SET PROBLEM:
Go through the records and extract every line with the word "this".

------

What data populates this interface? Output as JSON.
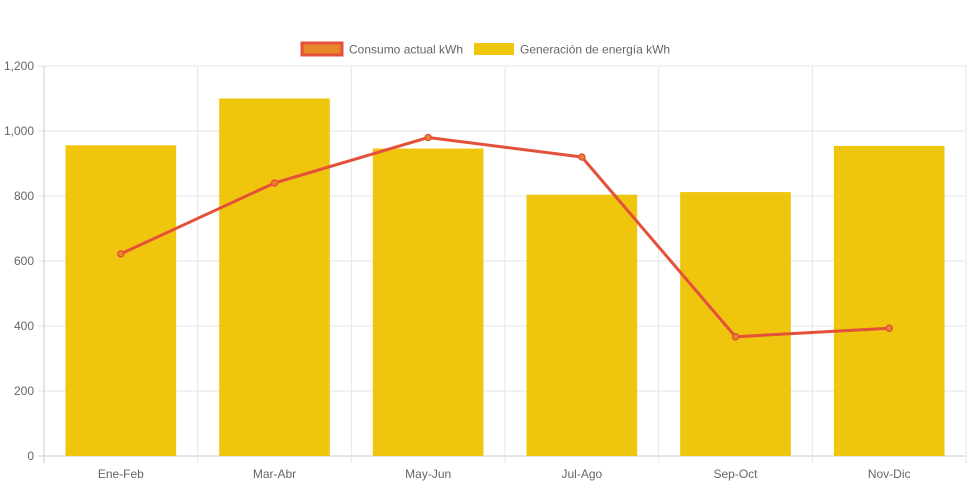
{
  "chart_data": {
    "type": "bar",
    "categories": [
      "Ene-Feb",
      "Mar-Abr",
      "May-Jun",
      "Jul-Ago",
      "Sep-Oct",
      "Nov-Dic"
    ],
    "ylim": [
      0,
      1200
    ],
    "yticks": [
      0,
      200,
      400,
      600,
      800,
      1000,
      1200
    ],
    "ytick_labels": [
      "0",
      "200",
      "400",
      "600",
      "800",
      "1,000",
      "1,200"
    ],
    "grid": true,
    "legend_position": "top-center",
    "series": [
      {
        "name": "Consumo actual kWh",
        "type": "line",
        "color": "#e4513a",
        "fill_color": "#e8862a",
        "values": [
          622,
          840,
          980,
          920,
          367,
          393
        ]
      },
      {
        "name": "Generación de energía kWh",
        "type": "bar",
        "color": "#f0c50e",
        "values": [
          956,
          1100,
          946,
          804,
          812,
          954
        ]
      }
    ]
  }
}
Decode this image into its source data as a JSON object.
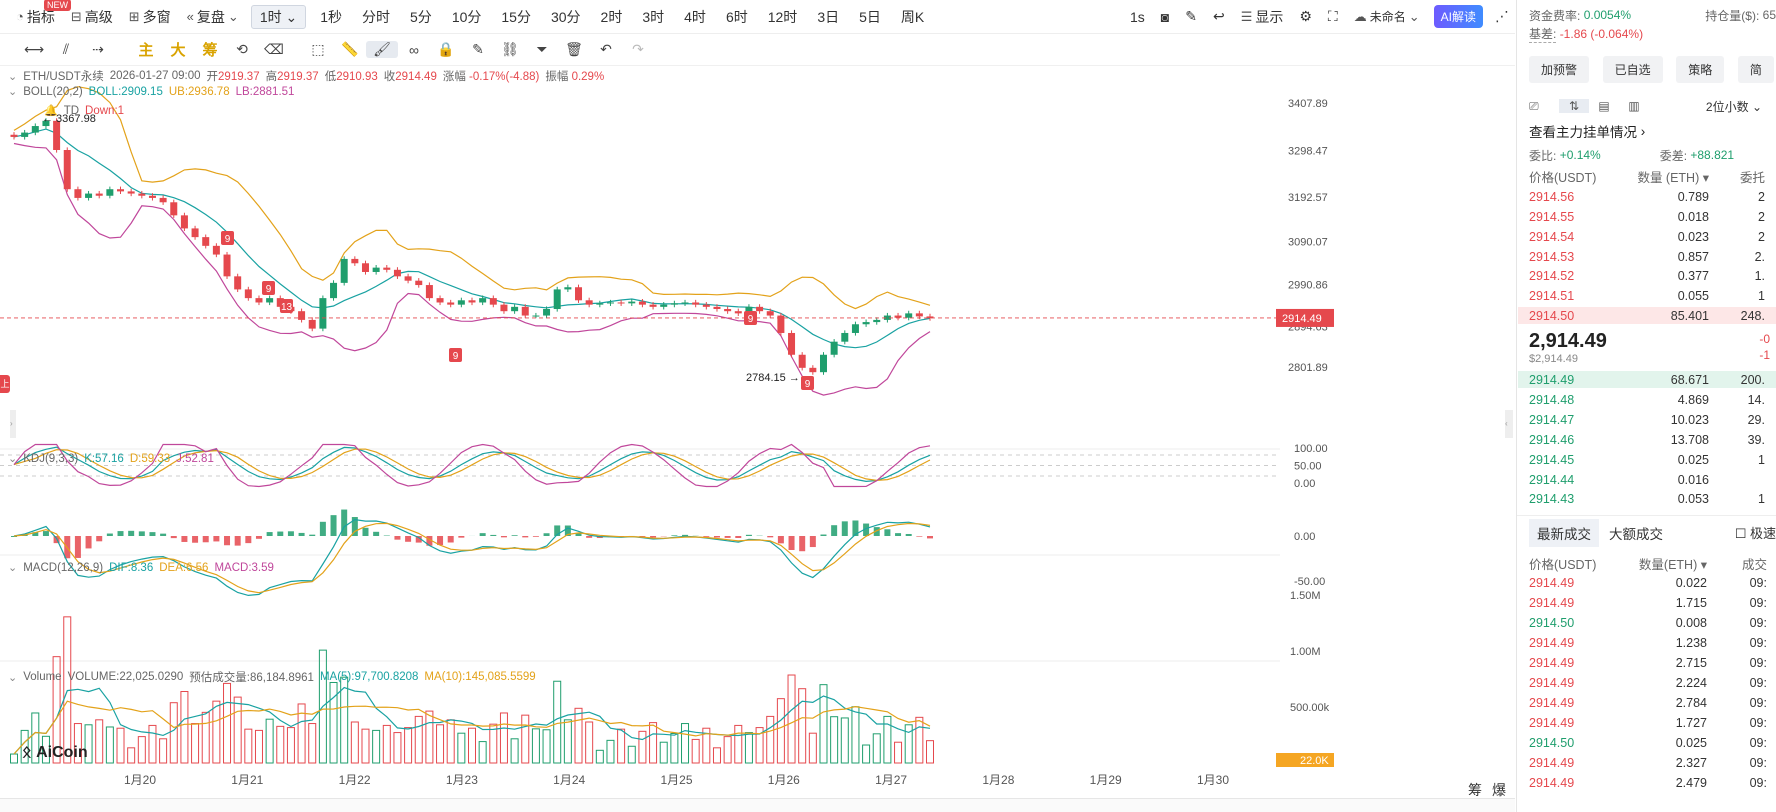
{
  "toolbar": {
    "indicators": "指标",
    "new_badge": "NEW",
    "advanced": "高级",
    "multi": "多窗",
    "replay": "复盘",
    "timeframes": [
      "1时",
      "1秒",
      "分时",
      "5分",
      "10分",
      "15分",
      "30分",
      "2时",
      "3时",
      "4时",
      "6时",
      "12时",
      "3日",
      "5日",
      "周K"
    ],
    "selected_timeframe": "1时",
    "interval_1s": "1s",
    "display": "显示",
    "unnamed": "未命名",
    "ai": "AI解读"
  },
  "drawbar": {
    "main": "主",
    "big": "大",
    "chips": "筹"
  },
  "legend": {
    "symbol": "ETH/USDT永续",
    "datetime": "2026-01-27 09:00",
    "open_label": "开",
    "open": "2919.37",
    "high_label": "高",
    "high": "2919.37",
    "low_label": "低",
    "low": "2910.93",
    "close_label": "收",
    "close": "2914.49",
    "change_label": "涨幅",
    "change": "-0.17%(-4.88)",
    "amp_label": "振幅",
    "amp": "0.29%",
    "boll_name": "BOLL(20,2)",
    "boll": "BOLL:2909.15",
    "ub": "UB:2936.78",
    "lb": "LB:2881.51",
    "td_name": "TD",
    "td": "Down:1",
    "kdj_name": "KDJ(9,3,3)",
    "k": "K:57.16",
    "d": "D:59.33",
    "j": "J:52.81",
    "macd_name": "MACD(12,26,9)",
    "dif": "DIF:8.36",
    "dea": "DEA:6.56",
    "macd": "MACD:3.59",
    "vol_name": "Volume",
    "volume": "VOLUME:22,025.0290",
    "est": "预估成交量:86,184.8961",
    "ma5": "MA(5):97,700.8208",
    "ma10": "MA(10):145,085.5599"
  },
  "chart_labels": {
    "high_mark": "3367.98",
    "low_mark": "2784.15",
    "current_price": "2914.49",
    "td_marks": [
      "9",
      "9",
      "13",
      "9",
      "9",
      "9"
    ],
    "logo": "AiCoin",
    "vol_current": "22.0K",
    "corner": [
      "筹",
      "爆"
    ],
    "left_tag": "上"
  },
  "colors": {
    "up": "#1f9e6d",
    "down": "#e5484d",
    "boll_mid": "#19a2a2",
    "boll_up": "#e3a21a",
    "boll_low": "#c0479b"
  },
  "chart_data": {
    "type": "candlestick",
    "price_axis": [
      "3407.89",
      "3298.47",
      "3192.57",
      "3090.07",
      "2990.86",
      "2894.63",
      "2801.89"
    ],
    "kdj_axis": [
      "100.00",
      "50.00",
      "0.00"
    ],
    "macd_axis": [
      "0.00",
      "-50.00"
    ],
    "vol_axis": [
      "1.50M",
      "1.00M",
      "500.00k"
    ],
    "x_labels": [
      "1月20",
      "1月21",
      "1月22",
      "1月23",
      "1月24",
      "1月25",
      "1月26",
      "1月27",
      "1月28",
      "1月29",
      "1月30"
    ],
    "price_closes": [
      3330,
      3340,
      3355,
      3367,
      3300,
      3210,
      3190,
      3200,
      3195,
      3210,
      3205,
      3200,
      3195,
      3190,
      3180,
      3150,
      3120,
      3100,
      3080,
      3060,
      3010,
      2980,
      2960,
      2950,
      2960,
      2940,
      2930,
      2910,
      2890,
      2960,
      2995,
      3050,
      3040,
      3020,
      3030,
      3025,
      3010,
      3000,
      2990,
      2960,
      2950,
      2945,
      2955,
      2950,
      2960,
      2945,
      2930,
      2940,
      2920,
      2920,
      2935,
      2980,
      2985,
      2955,
      2945,
      2948,
      2950,
      2948,
      2952,
      2945,
      2940,
      2945,
      2948,
      2950,
      2945,
      2940,
      2935,
      2930,
      2925,
      2940,
      2930,
      2920,
      2880,
      2830,
      2800,
      2790,
      2830,
      2860,
      2880,
      2900,
      2905,
      2910,
      2920,
      2915,
      2925,
      2918,
      2914
    ]
  },
  "right": {
    "funding_label": "资金费率:",
    "funding": "0.0054%",
    "basis_label": "基差:",
    "basis": "-1.86 (-0.064%)",
    "position_label": "持仓量($):",
    "position": "65",
    "buttons": [
      "加预警",
      "已自选",
      "策略",
      "简"
    ],
    "decimals": "2位小数",
    "orders_link": "查看主力挂单情况",
    "ratio_label": "委比:",
    "ratio": "+0.14%",
    "diff_label": "委差:",
    "diff": "+88.821",
    "ob_headers": [
      "价格(USDT)",
      "数量 (ETH)",
      "委托"
    ],
    "asks": [
      {
        "p": "2914.56",
        "q": "0.789",
        "t": "2"
      },
      {
        "p": "2914.55",
        "q": "0.018",
        "t": "2"
      },
      {
        "p": "2914.54",
        "q": "0.023",
        "t": "2"
      },
      {
        "p": "2914.53",
        "q": "0.857",
        "t": "2."
      },
      {
        "p": "2914.52",
        "q": "0.377",
        "t": "1."
      },
      {
        "p": "2914.51",
        "q": "0.055",
        "t": "1"
      },
      {
        "p": "2914.50",
        "q": "85.401",
        "t": "248."
      }
    ],
    "last_price": "2,914.49",
    "last_usd": "$2,914.49",
    "last_chg1": "-0",
    "last_chg2": "-1",
    "bids": [
      {
        "p": "2914.49",
        "q": "68.671",
        "t": "200."
      },
      {
        "p": "2914.48",
        "q": "4.869",
        "t": "14."
      },
      {
        "p": "2914.47",
        "q": "10.023",
        "t": "29."
      },
      {
        "p": "2914.46",
        "q": "13.708",
        "t": "39."
      },
      {
        "p": "2914.45",
        "q": "0.025",
        "t": "1"
      },
      {
        "p": "2914.44",
        "q": "0.016",
        "t": ""
      },
      {
        "p": "2914.43",
        "q": "0.053",
        "t": "1"
      }
    ],
    "tabs": [
      "最新成交",
      "大额成交"
    ],
    "fast_label": "极速",
    "tr_headers": [
      "价格(USDT)",
      "数量(ETH)",
      "成交"
    ],
    "trades": [
      {
        "p": "2914.49",
        "q": "0.022",
        "t": "09:",
        "side": "down"
      },
      {
        "p": "2914.49",
        "q": "1.715",
        "t": "09:",
        "side": "down"
      },
      {
        "p": "2914.50",
        "q": "0.008",
        "t": "09:",
        "side": "up"
      },
      {
        "p": "2914.49",
        "q": "1.238",
        "t": "09:",
        "side": "down"
      },
      {
        "p": "2914.49",
        "q": "2.715",
        "t": "09:",
        "side": "down"
      },
      {
        "p": "2914.49",
        "q": "2.224",
        "t": "09:",
        "side": "down"
      },
      {
        "p": "2914.49",
        "q": "2.784",
        "t": "09:",
        "side": "down"
      },
      {
        "p": "2914.49",
        "q": "1.727",
        "t": "09:",
        "side": "down"
      },
      {
        "p": "2914.50",
        "q": "0.025",
        "t": "09:",
        "side": "up"
      },
      {
        "p": "2914.49",
        "q": "2.327",
        "t": "09:",
        "side": "down"
      },
      {
        "p": "2914.49",
        "q": "2.479",
        "t": "09:",
        "side": "down"
      }
    ]
  }
}
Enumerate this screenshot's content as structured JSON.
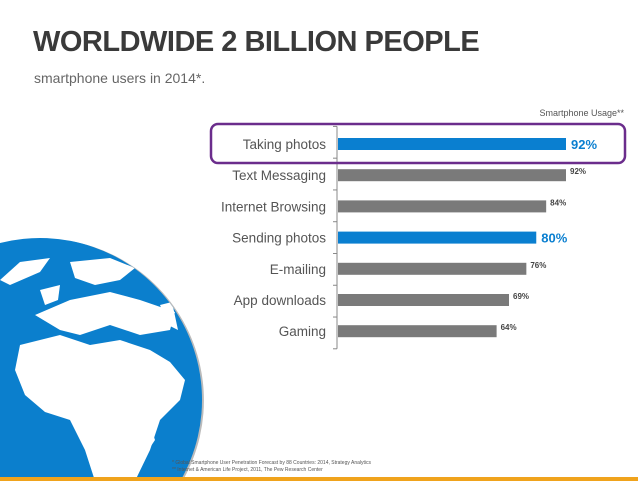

------

COMPLETE OUTPUT:
What data populates this interface? Output as JSON.
Decode this image into its source data as a JSON object.
Enumerate this screenshot's content as structured JSON.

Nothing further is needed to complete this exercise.